Return all of the data exactly as given.

## Information provided

□ □ □ □

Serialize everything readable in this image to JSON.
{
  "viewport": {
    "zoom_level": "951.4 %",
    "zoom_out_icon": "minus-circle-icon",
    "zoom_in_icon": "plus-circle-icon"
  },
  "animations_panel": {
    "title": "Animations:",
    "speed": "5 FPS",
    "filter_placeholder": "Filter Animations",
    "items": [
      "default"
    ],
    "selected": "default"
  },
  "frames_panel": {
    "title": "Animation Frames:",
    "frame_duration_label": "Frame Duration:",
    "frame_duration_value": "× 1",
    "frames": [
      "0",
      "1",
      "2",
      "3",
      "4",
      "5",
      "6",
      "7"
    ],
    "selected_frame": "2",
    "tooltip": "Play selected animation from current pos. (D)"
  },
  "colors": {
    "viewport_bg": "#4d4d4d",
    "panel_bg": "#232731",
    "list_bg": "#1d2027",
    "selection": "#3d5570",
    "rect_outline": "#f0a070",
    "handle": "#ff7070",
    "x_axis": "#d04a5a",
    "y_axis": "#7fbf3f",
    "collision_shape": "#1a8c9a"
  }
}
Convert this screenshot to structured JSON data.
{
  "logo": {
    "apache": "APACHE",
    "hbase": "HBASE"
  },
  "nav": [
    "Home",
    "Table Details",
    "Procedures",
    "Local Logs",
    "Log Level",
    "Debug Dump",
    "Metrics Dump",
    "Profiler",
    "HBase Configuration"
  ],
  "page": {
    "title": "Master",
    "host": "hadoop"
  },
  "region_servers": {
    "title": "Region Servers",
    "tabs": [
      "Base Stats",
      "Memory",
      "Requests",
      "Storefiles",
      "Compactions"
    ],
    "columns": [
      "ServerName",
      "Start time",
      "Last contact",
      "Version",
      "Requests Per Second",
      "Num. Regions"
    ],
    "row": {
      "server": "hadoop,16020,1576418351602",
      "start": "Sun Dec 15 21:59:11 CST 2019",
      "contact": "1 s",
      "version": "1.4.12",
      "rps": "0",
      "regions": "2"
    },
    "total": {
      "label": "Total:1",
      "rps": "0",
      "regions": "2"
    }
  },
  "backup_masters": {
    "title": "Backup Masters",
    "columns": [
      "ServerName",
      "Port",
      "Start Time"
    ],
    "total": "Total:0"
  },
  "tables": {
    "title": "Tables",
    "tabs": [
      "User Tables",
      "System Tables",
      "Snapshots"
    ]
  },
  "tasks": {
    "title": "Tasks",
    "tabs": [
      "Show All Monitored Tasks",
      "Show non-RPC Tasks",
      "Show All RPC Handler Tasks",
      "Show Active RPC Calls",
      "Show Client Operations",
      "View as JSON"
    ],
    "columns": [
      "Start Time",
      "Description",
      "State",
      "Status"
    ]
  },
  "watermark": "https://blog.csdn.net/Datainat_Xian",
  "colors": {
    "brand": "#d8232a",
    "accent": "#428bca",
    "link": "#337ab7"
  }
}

□ □ □ □

## Solution to the exercise
Serialize everything readable in this image to JSON.
{
  "viewport": {
    "zoom_level": "951.4 %",
    "zoom_out_icon": "minus-circle-icon",
    "zoom_in_icon": "plus-circle-icon"
  },
  "animations_panel": {
    "title": "Animations:",
    "speed": "5 FPS",
    "filter_placeholder": "Filter Animations",
    "items": [
      "default"
    ],
    "selected": "default"
  },
  "frames_panel": {
    "title": "Animation Frames:",
    "frame_duration_label": "Frame Duration:",
    "frame_duration_value": "× 1",
    "frames": [
      "0",
      "1",
      "2",
      "3",
      "4",
      "5",
      "6",
      "7"
    ],
    "selected_frame": "2",
    "tooltip": "Play selected animation from current pos. (D)"
  },
  "colors": {
    "viewport_bg": "#4d4d4d",
    "panel_bg": "#232731",
    "list_bg": "#1d2027",
    "selection": "#3d5570",
    "rect_outline": "#f0a070",
    "handle": "#ff7070",
    "x_axis": "#d04a5a",
    "y_axis": "#7fbf3f",
    "collision_shape": "#1a8c9a"
  }
}
Convert this screenshot to structured JSON data.
{
  "logo": {
    "apache": "APACHE",
    "hbase": "HBASE"
  },
  "nav": [
    "Home",
    "Table Details",
    "Procedures",
    "Local Logs",
    "Log Level",
    "Debug Dump",
    "Metrics Dump",
    "Profiler",
    "HBase Configuration"
  ],
  "page": {
    "title": "Master",
    "host": "hadoop"
  },
  "region_servers": {
    "title": "Region Servers",
    "tabs": [
      "Base Stats",
      "Memory",
      "Requests",
      "Storefiles",
      "Compactions"
    ],
    "columns": [
      "ServerName",
      "Start time",
      "Last contact",
      "Version",
      "Requests Per Second",
      "Num. Regions"
    ],
    "row": {
      "server": "hadoop,16020,1576418351602",
      "start": "Sun Dec 15 21:59:11 CST 2019",
      "contact": "1 s",
      "version": "1.4.12",
      "rps": "0",
      "regions": "2"
    },
    "total": {
      "label": "Total:1",
      "rps": "0",
      "regions": "2"
    }
  },
  "backup_masters": {
    "title": "Backup Masters",
    "columns": [
      "ServerName",
      "Port",
      "Start Time"
    ],
    "total": "Total:0"
  },
  "tables": {
    "title": "Tables",
    "tabs": [
      "User Tables",
      "System Tables",
      "Snapshots"
    ]
  },
  "tasks": {
    "title": "Tasks",
    "tabs": [
      "Show All Monitored Tasks",
      "Show non-RPC Tasks",
      "Show All RPC Handler Tasks",
      "Show Active RPC Calls",
      "Show Client Operations",
      "View as JSON"
    ],
    "columns": [
      "Start Time",
      "Description",
      "State",
      "Status"
    ]
  },
  "watermark": "https://blog.csdn.net/Datainat_Xian",
  "colors": {
    "brand": "#d8232a",
    "accent": "#428bca",
    "link": "#337ab7"
  }
}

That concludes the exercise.